• JOB:
Wherever the string "content" appears in a line, extract that line.

• RAW DATA:

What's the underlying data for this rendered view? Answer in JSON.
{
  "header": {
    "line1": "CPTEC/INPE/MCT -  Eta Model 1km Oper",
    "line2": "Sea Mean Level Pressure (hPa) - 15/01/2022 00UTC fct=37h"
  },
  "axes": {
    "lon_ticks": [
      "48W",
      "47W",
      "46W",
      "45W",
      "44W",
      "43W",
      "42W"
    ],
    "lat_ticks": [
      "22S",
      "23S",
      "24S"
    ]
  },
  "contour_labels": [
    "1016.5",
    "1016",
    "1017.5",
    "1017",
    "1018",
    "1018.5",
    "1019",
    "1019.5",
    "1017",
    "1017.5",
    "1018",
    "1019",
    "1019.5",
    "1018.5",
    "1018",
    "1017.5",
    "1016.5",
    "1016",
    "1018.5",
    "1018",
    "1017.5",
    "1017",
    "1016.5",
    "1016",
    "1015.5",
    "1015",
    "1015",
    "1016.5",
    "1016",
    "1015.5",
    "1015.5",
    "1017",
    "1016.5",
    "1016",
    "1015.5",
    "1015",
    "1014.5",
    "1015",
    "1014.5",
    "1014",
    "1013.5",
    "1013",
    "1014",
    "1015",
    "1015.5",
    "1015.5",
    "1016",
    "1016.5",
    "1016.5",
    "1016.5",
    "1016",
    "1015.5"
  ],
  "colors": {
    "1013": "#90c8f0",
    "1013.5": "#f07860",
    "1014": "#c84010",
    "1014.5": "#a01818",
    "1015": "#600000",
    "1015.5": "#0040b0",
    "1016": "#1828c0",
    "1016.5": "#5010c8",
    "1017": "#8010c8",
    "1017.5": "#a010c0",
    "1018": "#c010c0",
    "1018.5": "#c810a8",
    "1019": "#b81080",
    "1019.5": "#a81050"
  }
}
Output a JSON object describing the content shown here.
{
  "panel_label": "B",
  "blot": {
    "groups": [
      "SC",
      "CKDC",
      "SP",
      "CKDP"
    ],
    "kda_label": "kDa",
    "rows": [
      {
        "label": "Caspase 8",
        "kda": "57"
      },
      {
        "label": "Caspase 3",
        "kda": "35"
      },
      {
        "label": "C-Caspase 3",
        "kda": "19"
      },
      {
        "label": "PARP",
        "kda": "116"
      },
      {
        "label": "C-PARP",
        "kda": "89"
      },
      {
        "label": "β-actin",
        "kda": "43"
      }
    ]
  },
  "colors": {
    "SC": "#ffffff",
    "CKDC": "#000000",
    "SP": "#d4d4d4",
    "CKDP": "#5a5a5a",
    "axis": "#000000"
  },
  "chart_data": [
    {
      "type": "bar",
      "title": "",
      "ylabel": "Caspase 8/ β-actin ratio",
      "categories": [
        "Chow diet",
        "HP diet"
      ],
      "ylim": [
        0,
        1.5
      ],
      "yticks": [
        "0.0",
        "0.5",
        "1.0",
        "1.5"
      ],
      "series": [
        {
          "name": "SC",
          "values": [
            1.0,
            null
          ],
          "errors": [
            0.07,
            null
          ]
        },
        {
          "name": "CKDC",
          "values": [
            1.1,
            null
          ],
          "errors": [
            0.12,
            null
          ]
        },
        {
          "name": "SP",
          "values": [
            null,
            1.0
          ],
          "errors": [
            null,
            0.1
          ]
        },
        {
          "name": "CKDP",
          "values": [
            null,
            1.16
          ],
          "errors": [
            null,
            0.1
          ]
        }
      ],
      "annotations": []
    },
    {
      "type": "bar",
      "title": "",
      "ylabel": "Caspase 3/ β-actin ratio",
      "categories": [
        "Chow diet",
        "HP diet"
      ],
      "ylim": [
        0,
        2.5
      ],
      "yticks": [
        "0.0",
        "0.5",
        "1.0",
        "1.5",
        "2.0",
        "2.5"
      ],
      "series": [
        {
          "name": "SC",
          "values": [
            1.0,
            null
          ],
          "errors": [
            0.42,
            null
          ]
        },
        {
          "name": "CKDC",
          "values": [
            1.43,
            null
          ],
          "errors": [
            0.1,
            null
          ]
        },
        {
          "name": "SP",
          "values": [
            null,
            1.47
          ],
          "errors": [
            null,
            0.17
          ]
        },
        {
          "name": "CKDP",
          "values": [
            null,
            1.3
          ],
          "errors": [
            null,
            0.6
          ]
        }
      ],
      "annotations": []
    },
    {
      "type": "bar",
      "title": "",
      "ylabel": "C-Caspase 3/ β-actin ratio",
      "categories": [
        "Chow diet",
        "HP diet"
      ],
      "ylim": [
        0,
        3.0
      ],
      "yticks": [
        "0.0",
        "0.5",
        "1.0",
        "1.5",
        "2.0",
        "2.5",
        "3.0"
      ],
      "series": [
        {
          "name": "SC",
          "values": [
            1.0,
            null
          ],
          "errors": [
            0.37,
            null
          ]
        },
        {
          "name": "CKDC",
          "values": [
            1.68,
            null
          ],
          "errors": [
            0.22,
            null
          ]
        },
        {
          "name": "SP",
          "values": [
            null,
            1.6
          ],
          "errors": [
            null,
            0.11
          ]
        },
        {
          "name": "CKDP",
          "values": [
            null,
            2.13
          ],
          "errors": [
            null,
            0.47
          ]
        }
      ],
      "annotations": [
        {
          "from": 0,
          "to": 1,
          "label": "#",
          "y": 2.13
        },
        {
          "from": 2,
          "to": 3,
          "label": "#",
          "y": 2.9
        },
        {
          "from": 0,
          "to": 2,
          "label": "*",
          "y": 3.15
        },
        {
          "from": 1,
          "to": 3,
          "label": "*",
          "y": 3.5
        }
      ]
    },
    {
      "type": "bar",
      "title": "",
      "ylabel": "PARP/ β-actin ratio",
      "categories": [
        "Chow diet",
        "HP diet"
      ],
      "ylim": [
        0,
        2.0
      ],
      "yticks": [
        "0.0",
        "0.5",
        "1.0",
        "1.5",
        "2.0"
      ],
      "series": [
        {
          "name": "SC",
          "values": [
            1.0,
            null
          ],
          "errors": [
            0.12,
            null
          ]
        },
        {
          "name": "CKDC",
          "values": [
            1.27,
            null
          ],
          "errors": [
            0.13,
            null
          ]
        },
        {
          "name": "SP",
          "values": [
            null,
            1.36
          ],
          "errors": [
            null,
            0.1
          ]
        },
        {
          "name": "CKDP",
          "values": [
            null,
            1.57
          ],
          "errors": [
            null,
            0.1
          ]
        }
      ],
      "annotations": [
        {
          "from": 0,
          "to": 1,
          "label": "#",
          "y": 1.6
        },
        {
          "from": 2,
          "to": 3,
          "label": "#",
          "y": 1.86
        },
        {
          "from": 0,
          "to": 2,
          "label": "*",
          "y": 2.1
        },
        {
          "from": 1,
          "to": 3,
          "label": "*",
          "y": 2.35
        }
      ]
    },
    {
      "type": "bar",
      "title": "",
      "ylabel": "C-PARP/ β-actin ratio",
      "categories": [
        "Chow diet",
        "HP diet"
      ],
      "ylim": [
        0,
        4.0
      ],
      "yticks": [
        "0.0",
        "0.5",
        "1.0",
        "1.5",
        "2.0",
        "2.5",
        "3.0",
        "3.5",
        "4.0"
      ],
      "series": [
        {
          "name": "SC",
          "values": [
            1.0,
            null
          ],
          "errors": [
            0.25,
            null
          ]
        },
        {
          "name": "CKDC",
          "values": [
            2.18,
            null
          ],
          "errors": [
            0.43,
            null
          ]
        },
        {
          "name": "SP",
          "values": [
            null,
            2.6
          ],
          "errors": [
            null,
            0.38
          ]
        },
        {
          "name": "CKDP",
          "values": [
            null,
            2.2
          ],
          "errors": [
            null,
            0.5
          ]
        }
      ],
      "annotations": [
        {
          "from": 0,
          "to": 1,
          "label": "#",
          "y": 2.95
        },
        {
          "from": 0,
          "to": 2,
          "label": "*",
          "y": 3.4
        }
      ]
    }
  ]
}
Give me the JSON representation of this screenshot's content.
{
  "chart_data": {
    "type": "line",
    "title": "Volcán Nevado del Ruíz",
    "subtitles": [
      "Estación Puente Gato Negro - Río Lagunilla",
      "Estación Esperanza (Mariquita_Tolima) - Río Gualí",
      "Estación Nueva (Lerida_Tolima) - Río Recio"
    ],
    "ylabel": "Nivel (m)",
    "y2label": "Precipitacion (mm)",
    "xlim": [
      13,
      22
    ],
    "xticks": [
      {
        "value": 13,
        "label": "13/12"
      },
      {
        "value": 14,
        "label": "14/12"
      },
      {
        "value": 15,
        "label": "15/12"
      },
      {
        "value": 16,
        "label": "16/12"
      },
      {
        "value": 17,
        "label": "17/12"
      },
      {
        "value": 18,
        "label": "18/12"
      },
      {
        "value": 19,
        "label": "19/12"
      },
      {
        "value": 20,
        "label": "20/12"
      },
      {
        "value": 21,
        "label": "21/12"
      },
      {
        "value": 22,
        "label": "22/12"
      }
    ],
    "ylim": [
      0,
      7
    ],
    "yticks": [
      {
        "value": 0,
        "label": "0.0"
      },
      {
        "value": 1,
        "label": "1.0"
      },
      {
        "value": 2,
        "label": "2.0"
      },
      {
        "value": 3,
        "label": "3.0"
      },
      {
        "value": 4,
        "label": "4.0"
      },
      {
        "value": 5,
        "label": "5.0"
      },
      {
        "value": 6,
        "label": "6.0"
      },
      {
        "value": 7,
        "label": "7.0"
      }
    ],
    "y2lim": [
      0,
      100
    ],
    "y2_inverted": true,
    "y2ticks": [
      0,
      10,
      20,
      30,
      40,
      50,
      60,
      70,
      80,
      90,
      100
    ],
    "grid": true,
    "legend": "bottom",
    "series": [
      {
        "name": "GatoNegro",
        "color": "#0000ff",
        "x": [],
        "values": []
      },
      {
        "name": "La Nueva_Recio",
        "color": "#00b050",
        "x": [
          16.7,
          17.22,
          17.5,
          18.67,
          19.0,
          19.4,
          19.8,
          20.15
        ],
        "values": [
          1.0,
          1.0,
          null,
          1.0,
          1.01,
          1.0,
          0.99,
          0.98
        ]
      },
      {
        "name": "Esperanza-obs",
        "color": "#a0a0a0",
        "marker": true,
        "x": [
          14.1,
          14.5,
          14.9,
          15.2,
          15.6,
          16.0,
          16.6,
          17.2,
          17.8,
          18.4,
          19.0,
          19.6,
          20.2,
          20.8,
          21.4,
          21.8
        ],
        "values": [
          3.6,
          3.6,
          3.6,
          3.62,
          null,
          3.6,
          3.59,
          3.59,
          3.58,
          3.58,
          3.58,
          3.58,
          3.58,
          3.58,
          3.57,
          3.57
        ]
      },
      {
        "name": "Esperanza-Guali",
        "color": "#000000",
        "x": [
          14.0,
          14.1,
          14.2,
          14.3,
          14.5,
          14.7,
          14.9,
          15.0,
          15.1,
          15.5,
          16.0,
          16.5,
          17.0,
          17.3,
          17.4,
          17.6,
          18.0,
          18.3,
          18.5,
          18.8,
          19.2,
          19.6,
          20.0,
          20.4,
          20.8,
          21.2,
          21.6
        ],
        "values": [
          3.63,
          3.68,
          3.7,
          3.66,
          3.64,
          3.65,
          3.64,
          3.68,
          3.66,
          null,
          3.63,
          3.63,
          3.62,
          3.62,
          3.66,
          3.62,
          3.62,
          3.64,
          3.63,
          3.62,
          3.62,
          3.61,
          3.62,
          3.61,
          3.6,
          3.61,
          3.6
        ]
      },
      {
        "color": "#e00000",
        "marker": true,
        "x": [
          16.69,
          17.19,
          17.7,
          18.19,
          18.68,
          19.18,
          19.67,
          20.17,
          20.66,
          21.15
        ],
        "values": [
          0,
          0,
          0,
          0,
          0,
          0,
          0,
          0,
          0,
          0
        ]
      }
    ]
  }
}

• WORKED SOLUTION:
Output a JSON object describing the content shown here.
Give me the JSON representation of this screenshot's content.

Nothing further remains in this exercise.